▸ WHAT NEEDS TO BE DONE
Indicate only the number of lines in the listing below in which the word "text" appears.

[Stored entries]
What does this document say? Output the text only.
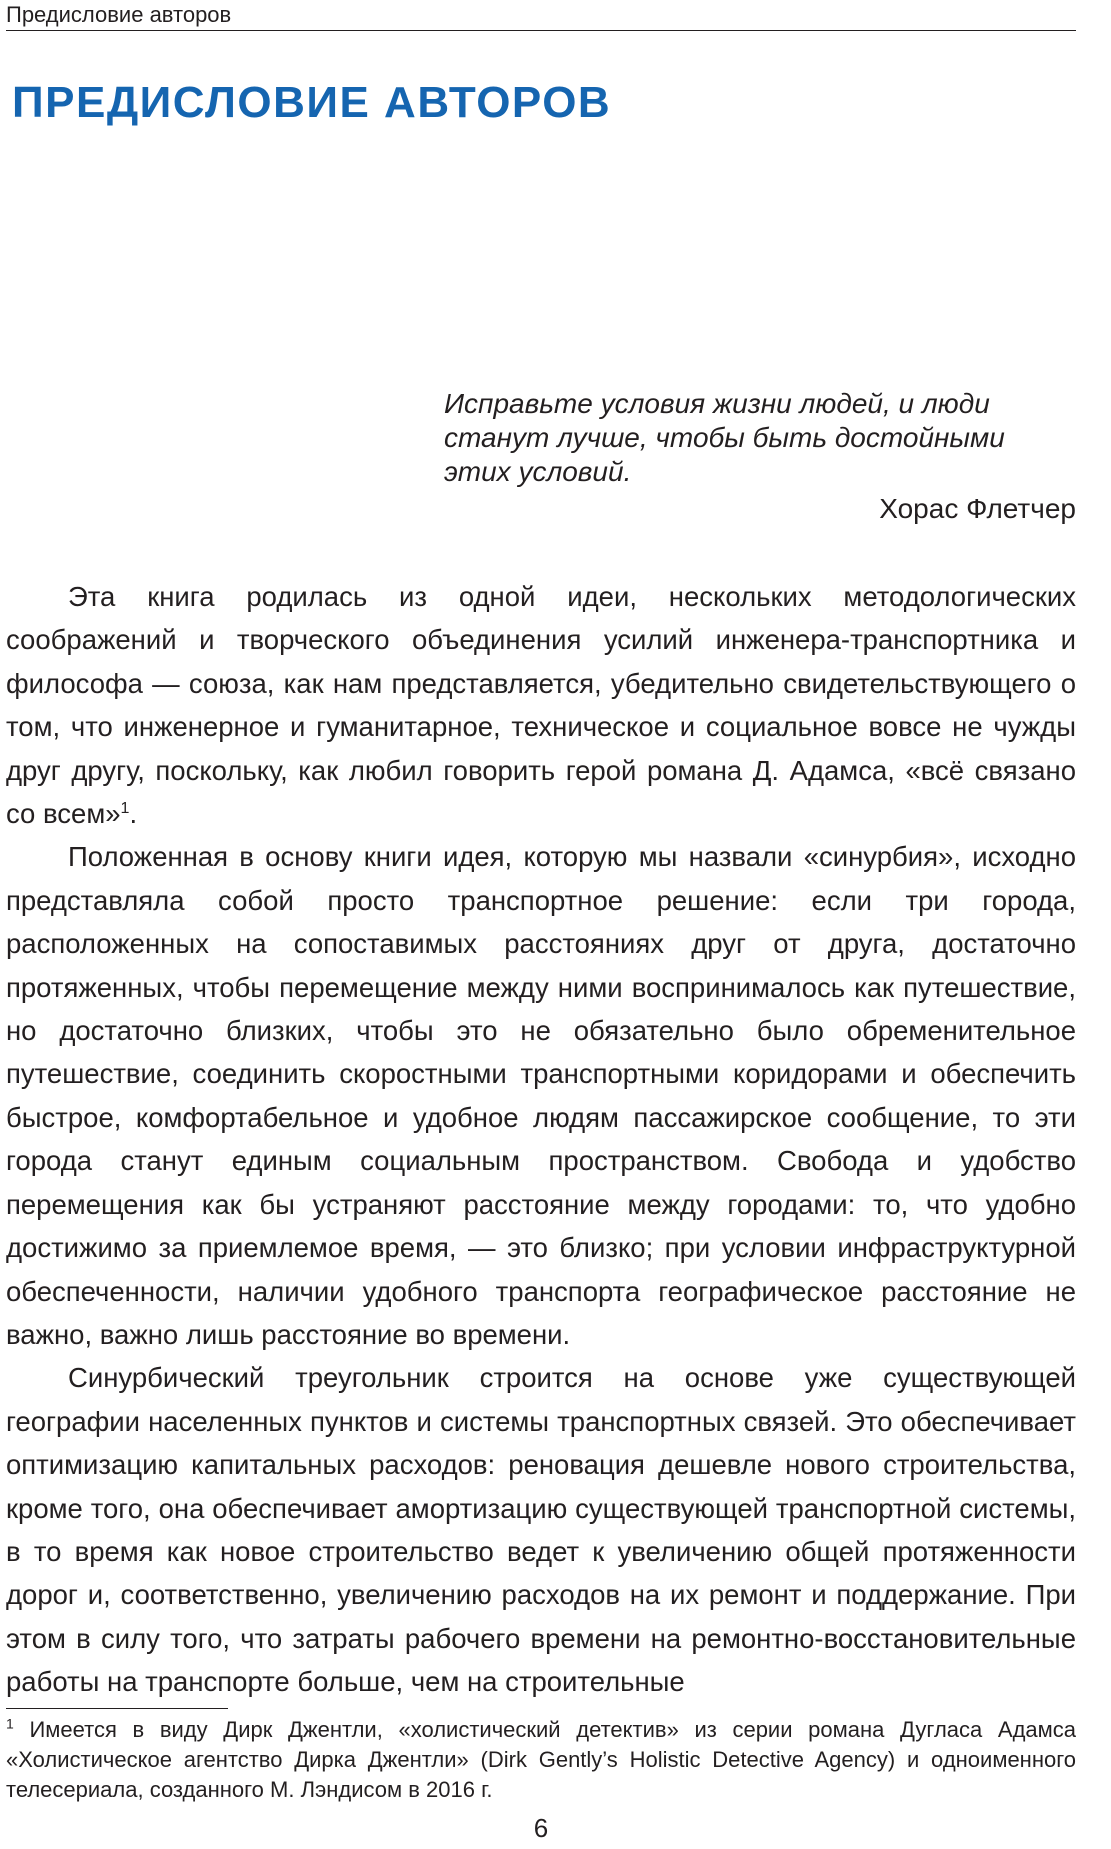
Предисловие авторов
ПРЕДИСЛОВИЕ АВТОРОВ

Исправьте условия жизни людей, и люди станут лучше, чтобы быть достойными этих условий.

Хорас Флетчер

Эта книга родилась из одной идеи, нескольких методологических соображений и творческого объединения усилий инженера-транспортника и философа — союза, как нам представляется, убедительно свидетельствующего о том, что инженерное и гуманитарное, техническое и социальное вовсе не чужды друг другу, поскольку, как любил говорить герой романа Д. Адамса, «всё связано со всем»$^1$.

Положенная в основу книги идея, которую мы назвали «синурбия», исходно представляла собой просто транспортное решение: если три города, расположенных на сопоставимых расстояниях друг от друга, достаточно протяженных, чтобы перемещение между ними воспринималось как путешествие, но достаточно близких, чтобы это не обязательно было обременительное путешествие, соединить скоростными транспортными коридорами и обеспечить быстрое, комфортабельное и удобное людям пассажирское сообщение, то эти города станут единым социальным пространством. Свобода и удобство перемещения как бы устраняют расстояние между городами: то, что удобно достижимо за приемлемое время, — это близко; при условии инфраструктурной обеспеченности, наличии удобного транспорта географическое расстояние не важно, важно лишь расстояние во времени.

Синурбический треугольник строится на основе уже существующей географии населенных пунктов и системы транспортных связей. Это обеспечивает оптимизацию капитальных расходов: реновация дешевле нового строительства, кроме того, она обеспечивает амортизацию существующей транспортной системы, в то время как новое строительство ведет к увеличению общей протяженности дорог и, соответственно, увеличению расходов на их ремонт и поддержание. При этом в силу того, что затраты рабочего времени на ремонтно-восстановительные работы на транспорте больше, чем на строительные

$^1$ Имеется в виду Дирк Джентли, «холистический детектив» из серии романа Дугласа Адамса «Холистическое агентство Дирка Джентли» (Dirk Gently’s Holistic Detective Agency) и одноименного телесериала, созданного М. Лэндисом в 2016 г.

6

--

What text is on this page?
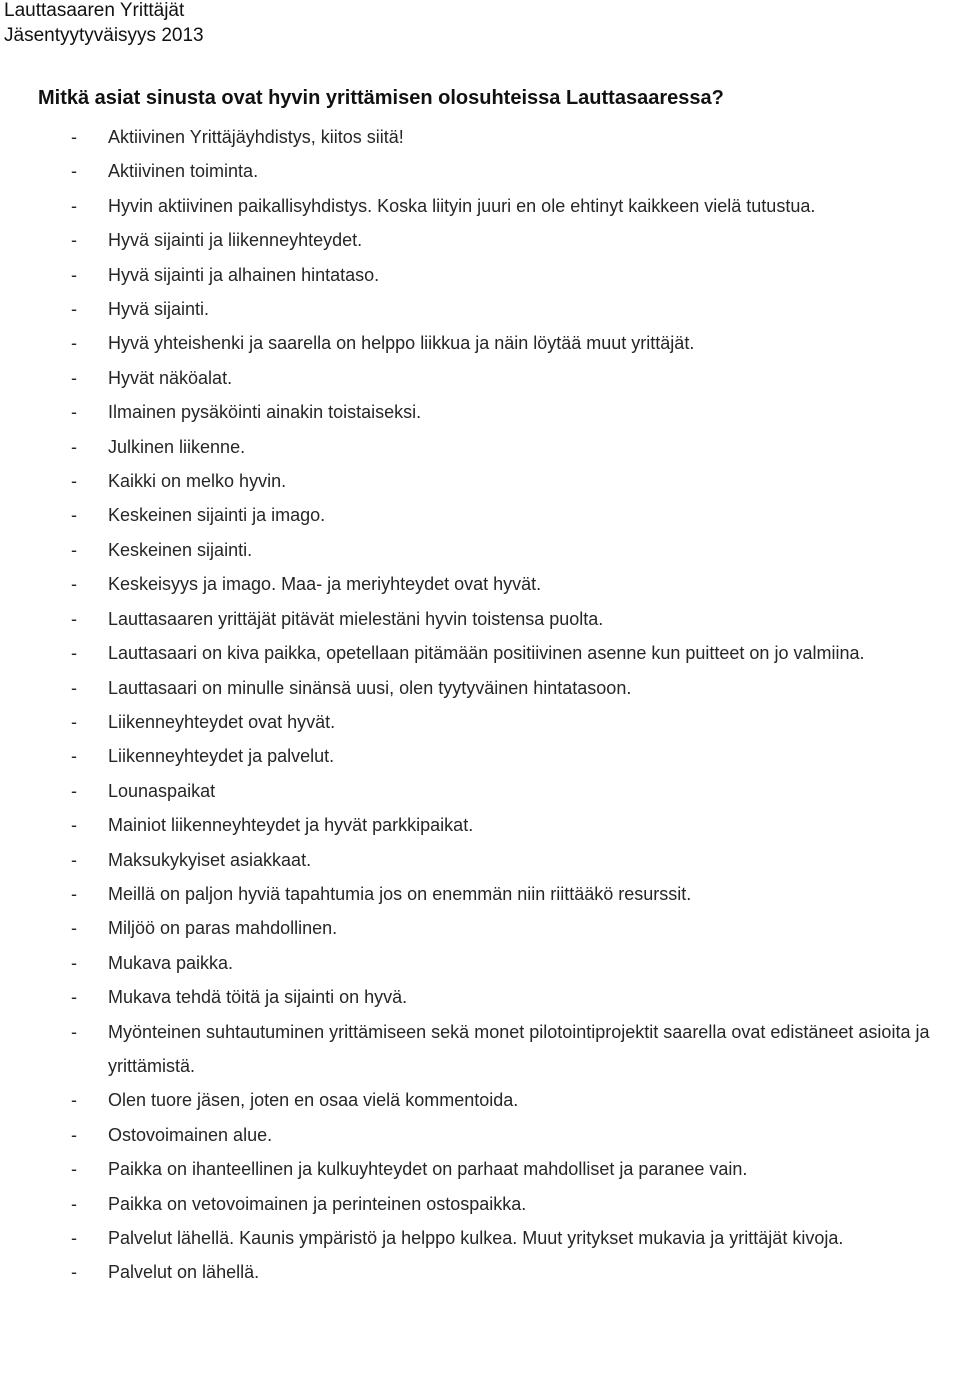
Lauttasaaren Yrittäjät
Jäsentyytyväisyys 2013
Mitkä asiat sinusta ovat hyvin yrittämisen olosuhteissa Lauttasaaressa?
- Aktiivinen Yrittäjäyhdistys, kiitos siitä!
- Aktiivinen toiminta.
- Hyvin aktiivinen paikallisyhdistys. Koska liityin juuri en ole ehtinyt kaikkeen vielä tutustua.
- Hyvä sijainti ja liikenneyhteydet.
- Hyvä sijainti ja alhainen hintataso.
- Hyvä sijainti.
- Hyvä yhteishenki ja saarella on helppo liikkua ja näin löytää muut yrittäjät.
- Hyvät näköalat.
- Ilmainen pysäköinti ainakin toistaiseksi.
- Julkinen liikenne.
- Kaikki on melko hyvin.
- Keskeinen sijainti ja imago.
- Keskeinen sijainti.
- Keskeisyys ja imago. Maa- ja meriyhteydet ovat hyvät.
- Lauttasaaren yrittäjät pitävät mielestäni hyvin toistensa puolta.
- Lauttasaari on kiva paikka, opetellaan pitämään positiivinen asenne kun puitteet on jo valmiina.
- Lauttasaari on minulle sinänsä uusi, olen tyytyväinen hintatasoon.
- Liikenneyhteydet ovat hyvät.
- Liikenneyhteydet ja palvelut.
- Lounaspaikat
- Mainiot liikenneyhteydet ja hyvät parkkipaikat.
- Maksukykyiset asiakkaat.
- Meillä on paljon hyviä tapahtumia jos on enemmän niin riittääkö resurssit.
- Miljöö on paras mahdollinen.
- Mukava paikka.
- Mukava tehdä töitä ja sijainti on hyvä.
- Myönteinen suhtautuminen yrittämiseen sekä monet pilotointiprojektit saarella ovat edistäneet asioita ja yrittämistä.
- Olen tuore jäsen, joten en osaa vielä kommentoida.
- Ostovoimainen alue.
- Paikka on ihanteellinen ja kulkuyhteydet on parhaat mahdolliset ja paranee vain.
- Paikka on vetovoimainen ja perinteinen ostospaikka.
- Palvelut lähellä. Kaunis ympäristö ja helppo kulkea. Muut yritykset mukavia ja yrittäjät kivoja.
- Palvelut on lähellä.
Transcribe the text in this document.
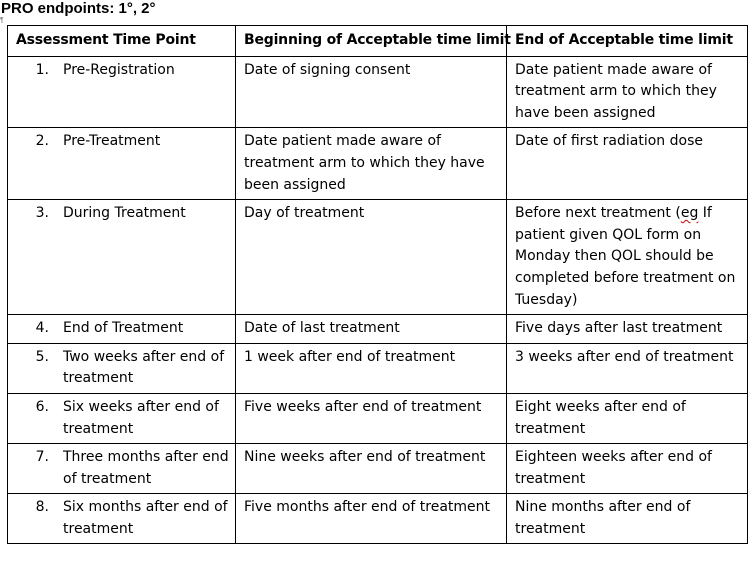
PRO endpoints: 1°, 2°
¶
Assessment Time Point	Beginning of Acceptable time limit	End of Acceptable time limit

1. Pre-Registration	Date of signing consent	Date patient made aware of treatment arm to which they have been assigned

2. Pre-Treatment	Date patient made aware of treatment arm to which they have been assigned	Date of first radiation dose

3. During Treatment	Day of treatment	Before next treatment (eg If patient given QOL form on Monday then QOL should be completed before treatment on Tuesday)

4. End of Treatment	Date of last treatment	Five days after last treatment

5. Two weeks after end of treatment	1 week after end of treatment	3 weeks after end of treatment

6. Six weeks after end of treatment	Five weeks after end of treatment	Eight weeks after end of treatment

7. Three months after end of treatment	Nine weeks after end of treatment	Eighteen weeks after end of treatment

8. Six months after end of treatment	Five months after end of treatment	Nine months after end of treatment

▸ WRITTEN RESPONSE
3